TO BE DONE
For every line in the data below that contains "même", copy the line.

PROVIDED ENTRIES
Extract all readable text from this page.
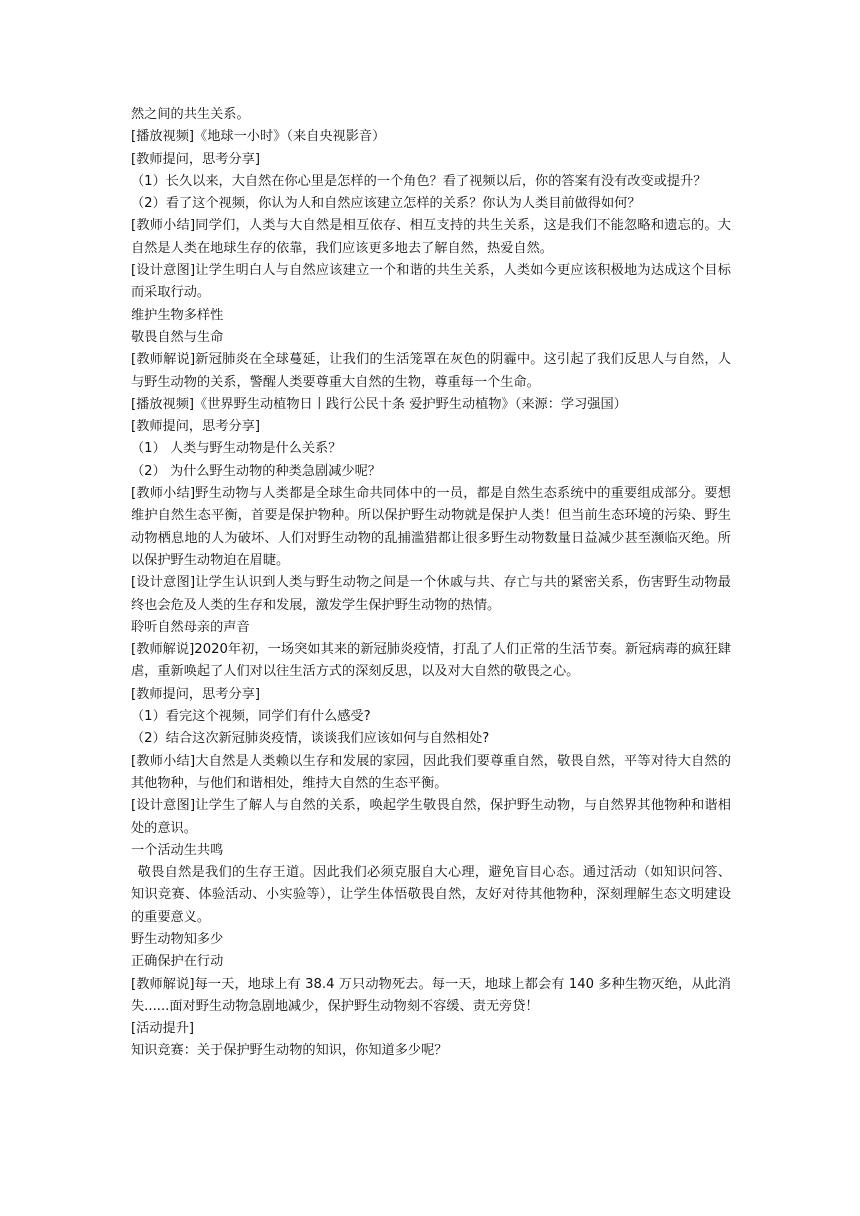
然之间的共生关系。

[播放视频]《地球一小时》（来自央视影音）

[教师提问，思考分享]

（1）长久以来，大自然在你心里是怎样的一个角色？看了视频以后，你的答案有没有改变或提升？

（2）看了这个视频，你认为人和自然应该建立怎样的关系？你认为人类目前做得如何？

[教师小结]同学们，人类与大自然是相互依存、相互支持的共生关系，这是我们不能忽略和遗忘的。大自然是人类在地球生存的依靠，我们应该更多地去了解自然，热爱自然。

[设计意图]让学生明白人与自然应该建立一个和谐的共生关系，人类如今更应该积极地为达成这个目标而采取行动。

维护生物多样性

敬畏自然与生命

[教师解说]新冠肺炎在全球蔓延，让我们的生活笼罩在灰色的阴霾中。这引起了我们反思人与自然，人与野生动物的关系，警醒人类要尊重大自然的生物，尊重每一个生命。

[播放视频]《世界野生动植物日丨践行公民十条 爱护野生动植物》（来源：学习强国）

[教师提问，思考分享]

（1） 人类与野生动物是什么关系？

（2） 为什么野生动物的种类急剧减少呢？

[教师小结]野生动物与人类都是全球生命共同体中的一员，都是自然生态系统中的重要组成部分。要想维护自然生态平衡，首要是保护物种。所以保护野生动物就是保护人类！但当前生态环境的污染、野生动物栖息地的人为破坏、人们对野生动物的乱捕滥猎都让很多野生动物数量日益减少甚至濒临灭绝。所以保护野生动物迫在眉睫。

[设计意图]让学生认识到人类与野生动物之间是一个休戚与共、存亡与共的紧密关系，伤害野生动物最终也会危及人类的生存和发展，激发学生保护野生动物的热情。

聆听自然母亲的声音

[教师解说]2020年初，一场突如其来的新冠肺炎疫情，打乱了人们正常的生活节奏。新冠病毒的疯狂肆虐，重新唤起了人们对以往生活方式的深刻反思，以及对大自然的敬畏之心。

[教师提问，思考分享]

（1）看完这个视频，同学们有什么感受?

（2）结合这次新冠肺炎疫情，谈谈我们应该如何与自然相处?

[教师小结]大自然是人类赖以生存和发展的家园，因此我们要尊重自然，敬畏自然，平等对待大自然的其他物种，与他们和谐相处，维持大自然的生态平衡。

[设计意图]让学生了解人与自然的关系，唤起学生敬畏自然，保护野生动物，与自然界其他物种和谐相处的意识。

一个活动生共鸣

敬畏自然是我们的生存王道。因此我们必须克服自大心理，避免盲目心态。通过活动（如知识问答、知识竞赛、体验活动、小实验等），让学生体悟敬畏自然，友好对待其他物种，深刻理解生态文明建设的重要意义。

野生动物知多少

正确保护在行动

[教师解说]每一天，地球上有 38.4 万只动物死去。每一天，地球上都会有 140 多种生物灭绝，从此消失......面对野生动物急剧地减少，保护野生动物刻不容缓、责无旁贷！

[活动提升]

知识竞赛：关于保护野生动物的知识，你知道多少呢？
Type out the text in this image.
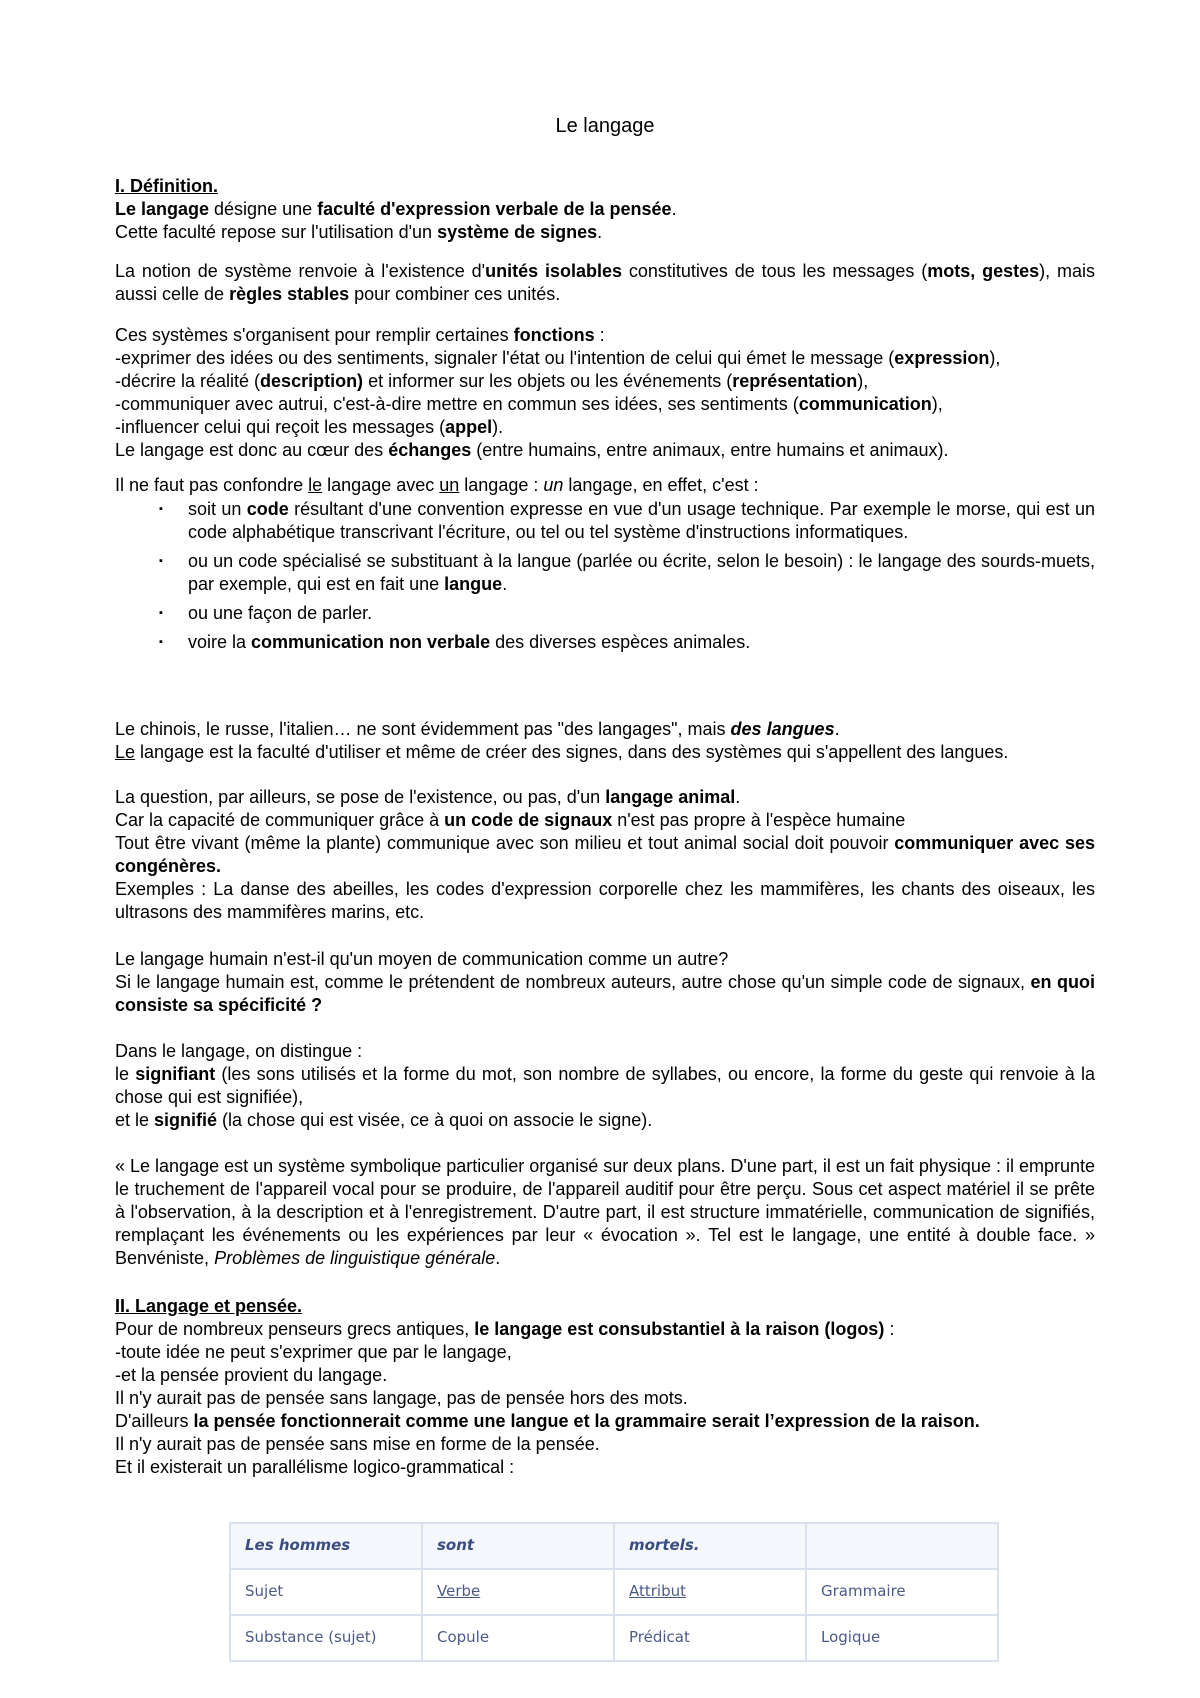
Le langage

I. Définition.

Le langage désigne une faculté d'expression verbale de la pensée.

Cette faculté repose sur l'utilisation d'un système de signes.

La notion de système renvoie à l'existence d'unités isolables constitutives de tous les messages (mots, gestes), mais aussi celle de règles stables pour combiner ces unités.

Ces systèmes s'organisent pour remplir certaines fonctions :

-exprimer des idées ou des sentiments, signaler l'état ou l'intention de celui qui émet le message (expression),

-décrire la réalité (description) et informer sur les objets ou les événements (représentation),

-communiquer avec autrui, c'est-à-dire mettre en commun ses idées, ses sentiments (communication),

-influencer celui qui reçoit les messages (appel).

Le langage est donc au cœur des échanges (entre humains, entre animaux, entre humains et animaux).

Il ne faut pas confondre le langage avec un langage : un langage, en effet, c'est :

▪ soit un code résultant d'une convention expresse en vue d'un usage technique. Par exemple le morse, qui est un code alphabétique transcrivant l'écriture, ou tel ou tel système d'instructions informatiques.
▪ ou un code spécialisé se substituant à la langue (parlée ou écrite, selon le besoin) : le langage des sourds-muets, par exemple, qui est en fait une langue.
▪ ou une façon de parler.
▪ voire la communication non verbale des diverses espèces animales.

Le chinois, le russe, l'italien… ne sont évidemment pas "des langages", mais des langues.

Le langage est la faculté d'utiliser et même de créer des signes, dans des systèmes qui s'appellent des langues.

La question, par ailleurs, se pose de l'existence, ou pas, d'un langage animal.

Car la capacité de communiquer grâce à un code de signaux n'est pas propre à l'espèce humaine

Tout être vivant (même la plante) communique avec son milieu et tout animal social doit pouvoir communiquer avec ses congénères.

Exemples : La danse des abeilles, les codes d'expression corporelle chez les mammifères, les chants des oiseaux, les ultrasons des mammifères marins, etc.

Le langage humain n'est-il qu'un moyen de communication comme un autre?

Si le langage humain est, comme le prétendent de nombreux auteurs, autre chose qu'un simple code de signaux, en quoi consiste sa spécificité ?

Dans le langage, on distingue :

le signifiant (les sons utilisés et la forme du mot, son nombre de syllabes, ou encore, la forme du geste qui renvoie à la chose qui est signifiée),

et le signifié (la chose qui est visée, ce à quoi on associe le signe).

« Le langage est un système symbolique particulier organisé sur deux plans. D'une part, il est un fait physique : il emprunte le truchement de l'appareil vocal pour se produire, de l'appareil auditif pour être perçu. Sous cet aspect matériel il se prête à l'observation, à la description et à l'enregistrement. D'autre part, il est structure immatérielle, communication de signifiés, remplaçant les événements ou les expériences par leur « évocation ». Tel est le langage, une entité à double face. » Benvéniste, Problèmes de linguistique générale.

II. Langage et pensée.

Pour de nombreux penseurs grecs antiques, le langage est consubstantiel à la raison (logos) :

-toute idée ne peut s'exprimer que par le langage,

-et la pensée provient du langage.

Il n'y aurait pas de pensée sans langage, pas de pensée hors des mots.

D'ailleurs la pensée fonctionnerait comme une langue et la grammaire serait l’expression de la raison.

Il n'y aurait pas de pensée sans mise en forme de la pensée.

Et il existerait un parallélisme logico-grammatical :

Les hommes	sont	mortels.	
Sujet	Verbe	Attribut	Grammaire
Substance (sujet)	Copule	Prédicat	Logique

ANSWER TO THE PROBLEM
Le langage est la faculté d'utiliser et même de créer des signes, dans des systèmes qui s'appellent des langues.
Tout être vivant (même la plante) communique avec son milieu et tout animal social doit pouvoir communiquer avec ses congénères.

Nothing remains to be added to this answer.